> [Objective] Reproduce the records that follow in full, excluding any picture they contain.

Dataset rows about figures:
• • • • •

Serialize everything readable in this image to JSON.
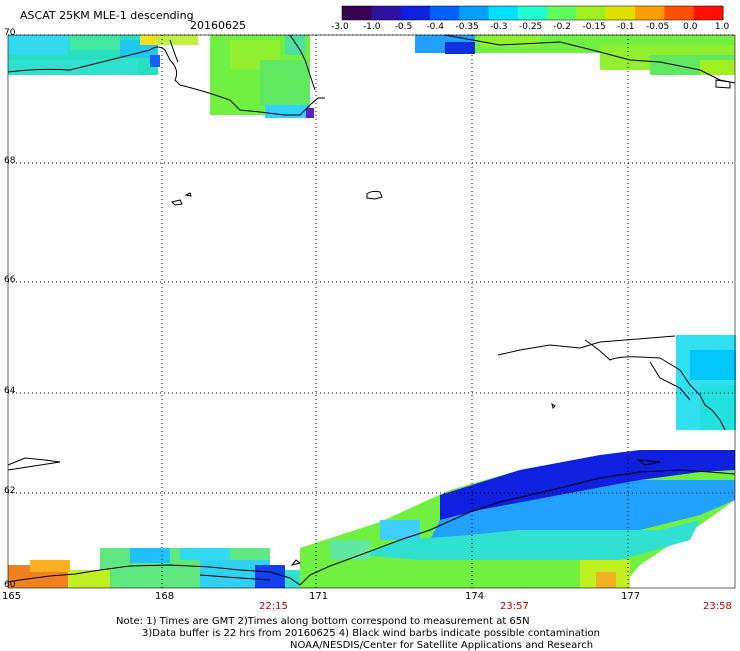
{
  "header": {
    "title": "ASCAT 25KM MLE-1 descending",
    "date": "20160625"
  },
  "colorbar": {
    "labels": [
      "-3.0",
      "-1.0",
      "-0.5",
      "-0.4",
      "-0.35",
      "-0.3",
      "-0.25",
      "-0.2",
      "-0.15",
      "-0.1",
      "-0.05",
      "0.0",
      "1.0"
    ],
    "colors": [
      "#3a0050",
      "#3010a0",
      "#1020e0",
      "#0060ff",
      "#00a0ff",
      "#00e0ff",
      "#20ffd0",
      "#60ff60",
      "#a0f020",
      "#e0e000",
      "#ffa000",
      "#ff5000",
      "#ff1000"
    ]
  },
  "map": {
    "lat_labels": [
      "70",
      "68",
      "66",
      "64",
      "62",
      "60"
    ],
    "lon_labels": [
      "165",
      "168",
      "171",
      "174",
      "177"
    ],
    "times": [
      "22:15",
      "23:57",
      "23:58"
    ]
  },
  "notes": {
    "line1": "Note: 1) Times are GMT 2)Times along bottom correspond to measurement at 65N",
    "line2": "3)Data buffer is 22 hrs from 20160625 4) Black wind barbs indicate possible contamination",
    "line3": "NOAA/NESDIS/Center for Satellite Applications and Research"
  }
}
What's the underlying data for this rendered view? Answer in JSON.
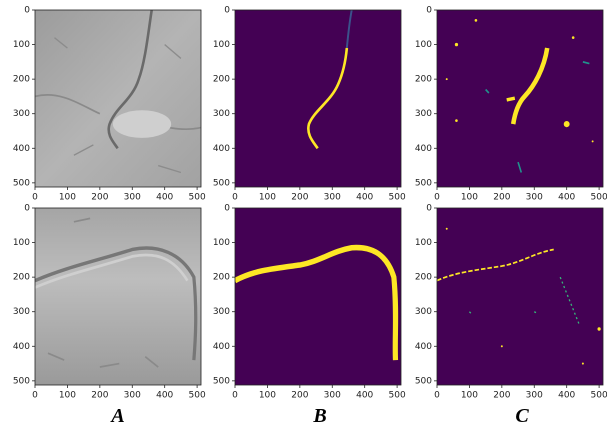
{
  "axes": {
    "xlim": [
      0,
      512
    ],
    "ylim": [
      0,
      512
    ],
    "xticks": [
      0,
      100,
      200,
      300,
      400,
      500
    ],
    "yticks": [
      0,
      100,
      200,
      300,
      400,
      500
    ]
  },
  "column_labels": [
    "A",
    "B",
    "C"
  ]
}
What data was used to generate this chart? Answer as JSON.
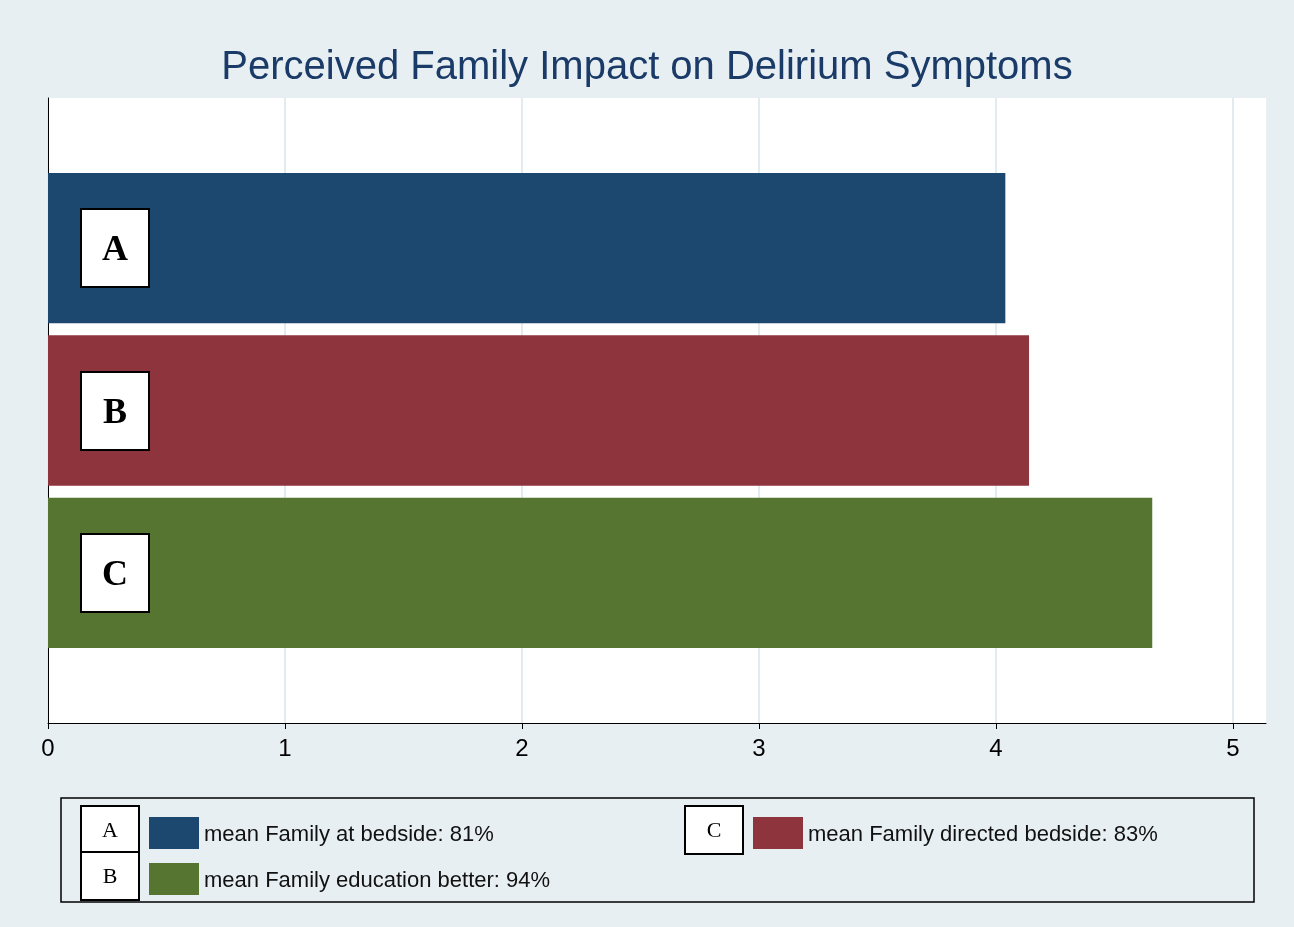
{
  "chart_data": {
    "type": "bar",
    "title": "Perceived Family Impact on Delirium Symptoms",
    "orientation": "horizontal",
    "categories": [
      null
    ],
    "series": [
      {
        "name": "mean Family at bedside: 81%",
        "color": "#1c4870",
        "values": [
          4.04
        ]
      },
      {
        "name": "mean Family directed bedside: 83%",
        "color": "#8e343c",
        "values": [
          4.14
        ]
      },
      {
        "name": "mean Family education better: 94%",
        "color": "#567530",
        "values": [
          4.66
        ]
      }
    ],
    "xlim": [
      0,
      5.14
    ],
    "xticks": [
      0,
      1,
      2,
      3,
      4,
      5
    ],
    "grid": "x",
    "legend": "bottom",
    "annotations": [
      "A",
      "B",
      "C",
      "A",
      "C",
      "B"
    ]
  }
}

• • • • •

> [Task output]
Serialize everything readable in this image to JSON.
{
  "header": {
    "title": "ASCAT 25KM MLE-1 descending",
    "date": "20160625"
  },
  "colorbar": {
    "labels": [
      "-3.0",
      "-1.0",
      "-0.5",
      "-0.4",
      "-0.35",
      "-0.3",
      "-0.25",
      "-0.2",
      "-0.15",
      "-0.1",
      "-0.05",
      "0.0",
      "1.0"
    ],
    "colors": [
      "#3a0050",
      "#3010a0",
      "#1020e0",
      "#0060ff",
      "#00a0ff",
      "#00e0ff",
      "#20ffd0",
      "#60ff60",
      "#a0f020",
      "#e0e000",
      "#ffa000",
      "#ff5000",
      "#ff1000"
    ]
  },
  "map": {
    "lat_labels": [
      "70",
      "68",
      "66",
      "64",
      "62",
      "60"
    ],
    "lon_labels": [
      "165",
      "168",
      "171",
      "174",
      "177"
    ],
    "times": [
      "22:15",
      "23:57",
      "23:58"
    ]
  },
  "notes": {
    "line1": "Note: 1) Times are GMT 2)Times along bottom correspond to measurement at 65N",
    "line2": "3)Data buffer is 22 hrs from 20160625 4) Black wind barbs indicate possible contamination",
    "line3": "NOAA/NESDIS/Center for Satellite Applications and Research"
  }
}
What's the underlying data for this rendered view? Answer in JSON.
{
  "axes": {
    "xlim": [
      0,
      512
    ],
    "ylim": [
      0,
      512
    ],
    "xticks": [
      0,
      100,
      200,
      300,
      400,
      500
    ],
    "yticks": [
      0,
      100,
      200,
      300,
      400,
      500
    ]
  },
  "column_labels": [
    "A",
    "B",
    "C"
  ]
}
What data was used to generate this chart? Answer as JSON.
{
  "chart_data": {
    "type": "bar",
    "title": "Perceived Family Impact on Delirium Symptoms",
    "orientation": "horizontal",
    "categories": [
      null
    ],
    "series": [
      {
        "name": "mean Family at bedside: 81%",
        "color": "#1c4870",
        "values": [
          4.04
        ]
      },
      {
        "name": "mean Family directed bedside: 83%",
        "color": "#8e343c",
        "values": [
          4.14
        ]
      },
      {
        "name": "mean Family education better: 94%",
        "color": "#567530",
        "values": [
          4.66
        ]
      }
    ],
    "xlim": [
      0,
      5.14
    ],
    "xticks": [
      0,
      1,
      2,
      3,
      4,
      5
    ],
    "grid": "x",
    "legend": "bottom",
    "annotations": [
      "A",
      "B",
      "C",
      "A",
      "C",
      "B"
    ]
  }
}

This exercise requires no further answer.